▶ **Task statement**
Draw out every line with the word "échéances" from the listing below.

▶ **Input material**
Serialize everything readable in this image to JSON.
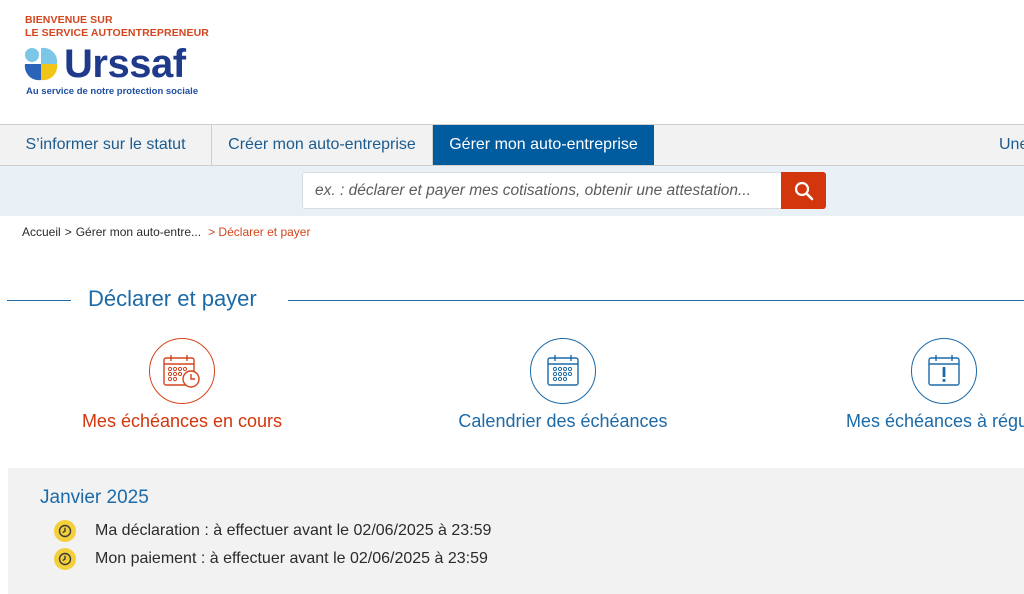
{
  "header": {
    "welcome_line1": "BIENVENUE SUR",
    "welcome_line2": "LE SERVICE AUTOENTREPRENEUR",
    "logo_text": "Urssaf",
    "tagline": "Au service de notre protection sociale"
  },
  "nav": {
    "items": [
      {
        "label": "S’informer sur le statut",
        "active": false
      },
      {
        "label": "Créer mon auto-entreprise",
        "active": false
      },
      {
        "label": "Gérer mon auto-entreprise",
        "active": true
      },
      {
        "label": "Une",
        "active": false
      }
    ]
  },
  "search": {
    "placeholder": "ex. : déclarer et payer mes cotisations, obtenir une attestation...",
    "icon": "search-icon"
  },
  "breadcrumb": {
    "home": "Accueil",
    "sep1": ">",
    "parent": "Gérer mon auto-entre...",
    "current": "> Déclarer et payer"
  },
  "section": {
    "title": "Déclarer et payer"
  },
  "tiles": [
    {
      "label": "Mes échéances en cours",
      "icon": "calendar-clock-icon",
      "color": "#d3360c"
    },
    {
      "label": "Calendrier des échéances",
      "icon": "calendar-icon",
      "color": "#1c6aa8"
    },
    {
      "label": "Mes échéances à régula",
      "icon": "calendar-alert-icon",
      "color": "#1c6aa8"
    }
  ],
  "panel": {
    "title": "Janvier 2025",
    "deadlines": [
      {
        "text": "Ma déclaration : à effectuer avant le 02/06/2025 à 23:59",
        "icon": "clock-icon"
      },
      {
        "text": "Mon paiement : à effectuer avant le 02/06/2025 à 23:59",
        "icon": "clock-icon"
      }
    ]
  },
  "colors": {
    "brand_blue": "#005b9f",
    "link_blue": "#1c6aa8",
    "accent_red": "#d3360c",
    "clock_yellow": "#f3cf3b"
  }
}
==
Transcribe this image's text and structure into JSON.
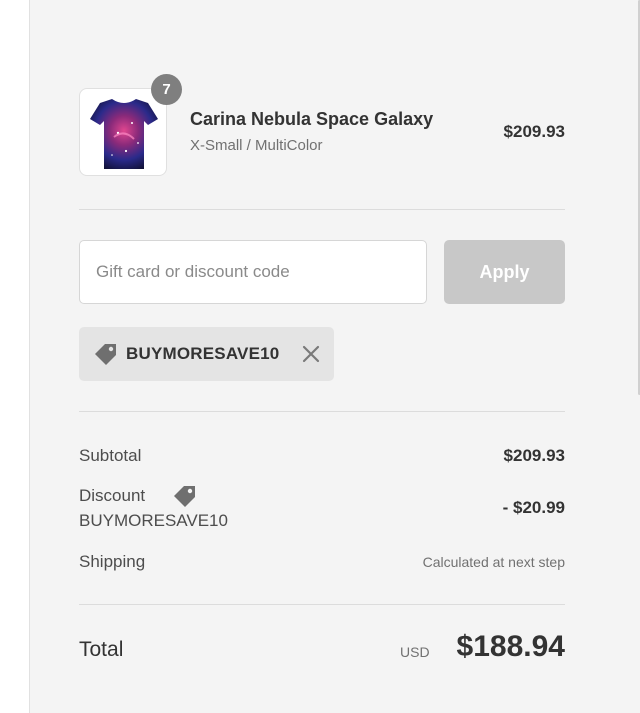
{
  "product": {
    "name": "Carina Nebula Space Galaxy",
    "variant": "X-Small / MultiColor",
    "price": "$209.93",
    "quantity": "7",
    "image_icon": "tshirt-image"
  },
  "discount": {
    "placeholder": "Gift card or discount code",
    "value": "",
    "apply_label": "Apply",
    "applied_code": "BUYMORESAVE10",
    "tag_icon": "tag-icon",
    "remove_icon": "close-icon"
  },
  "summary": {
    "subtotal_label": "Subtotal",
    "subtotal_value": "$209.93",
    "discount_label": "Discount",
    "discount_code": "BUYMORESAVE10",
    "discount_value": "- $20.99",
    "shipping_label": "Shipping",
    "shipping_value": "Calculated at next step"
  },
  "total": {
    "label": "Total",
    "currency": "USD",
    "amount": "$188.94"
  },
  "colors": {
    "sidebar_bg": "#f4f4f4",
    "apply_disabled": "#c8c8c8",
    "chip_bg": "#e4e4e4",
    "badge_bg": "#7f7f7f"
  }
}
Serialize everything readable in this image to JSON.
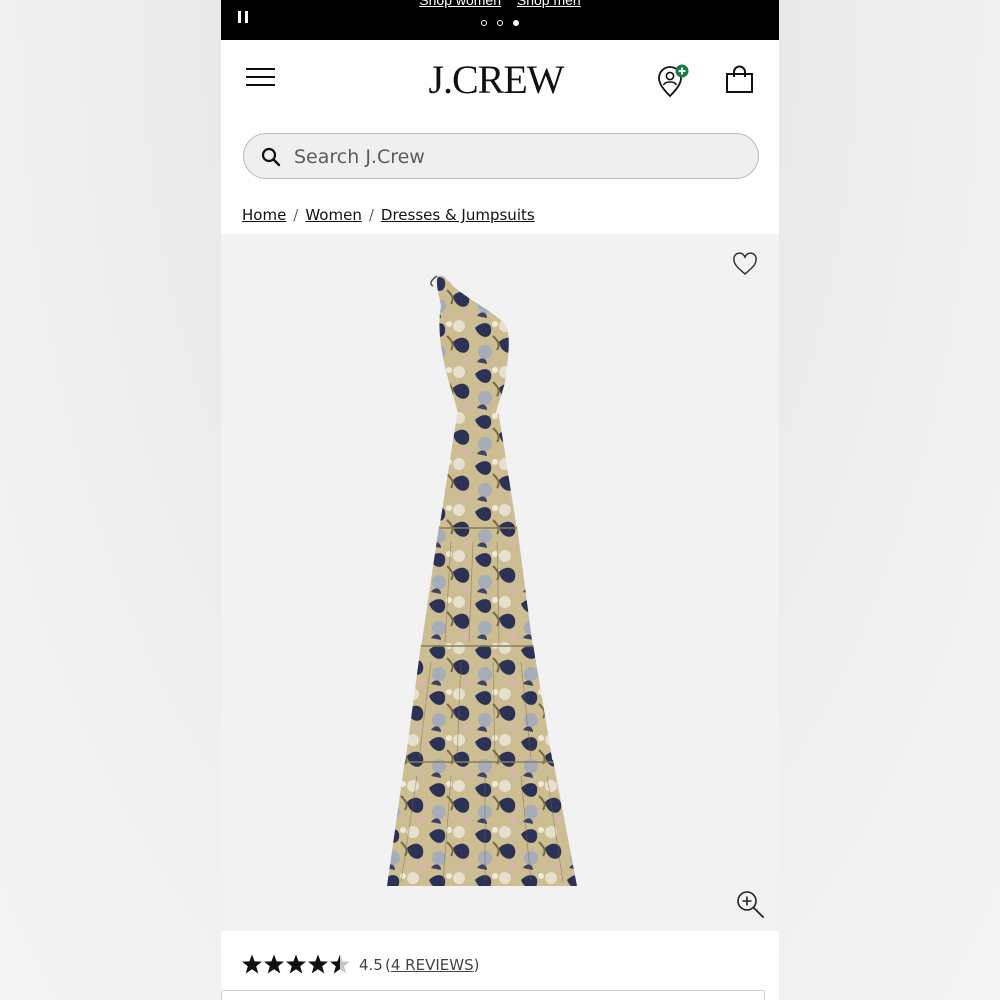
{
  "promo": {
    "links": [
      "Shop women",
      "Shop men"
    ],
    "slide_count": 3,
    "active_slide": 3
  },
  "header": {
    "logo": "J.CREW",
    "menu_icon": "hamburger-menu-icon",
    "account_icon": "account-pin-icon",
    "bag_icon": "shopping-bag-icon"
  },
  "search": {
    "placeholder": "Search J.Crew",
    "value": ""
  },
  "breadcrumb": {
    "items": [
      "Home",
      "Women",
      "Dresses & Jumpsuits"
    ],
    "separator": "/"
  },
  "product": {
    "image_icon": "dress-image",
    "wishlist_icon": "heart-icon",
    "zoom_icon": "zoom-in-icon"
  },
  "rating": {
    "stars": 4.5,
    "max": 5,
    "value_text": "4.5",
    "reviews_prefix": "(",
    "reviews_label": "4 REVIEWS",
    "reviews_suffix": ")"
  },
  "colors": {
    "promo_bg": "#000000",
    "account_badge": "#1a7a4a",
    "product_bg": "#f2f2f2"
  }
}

▶ **Solution to this problem**
      "label": "Mes échéances en cours",
      "label": "Calendrier des échéances",
      "label": "Mes échéances à régula",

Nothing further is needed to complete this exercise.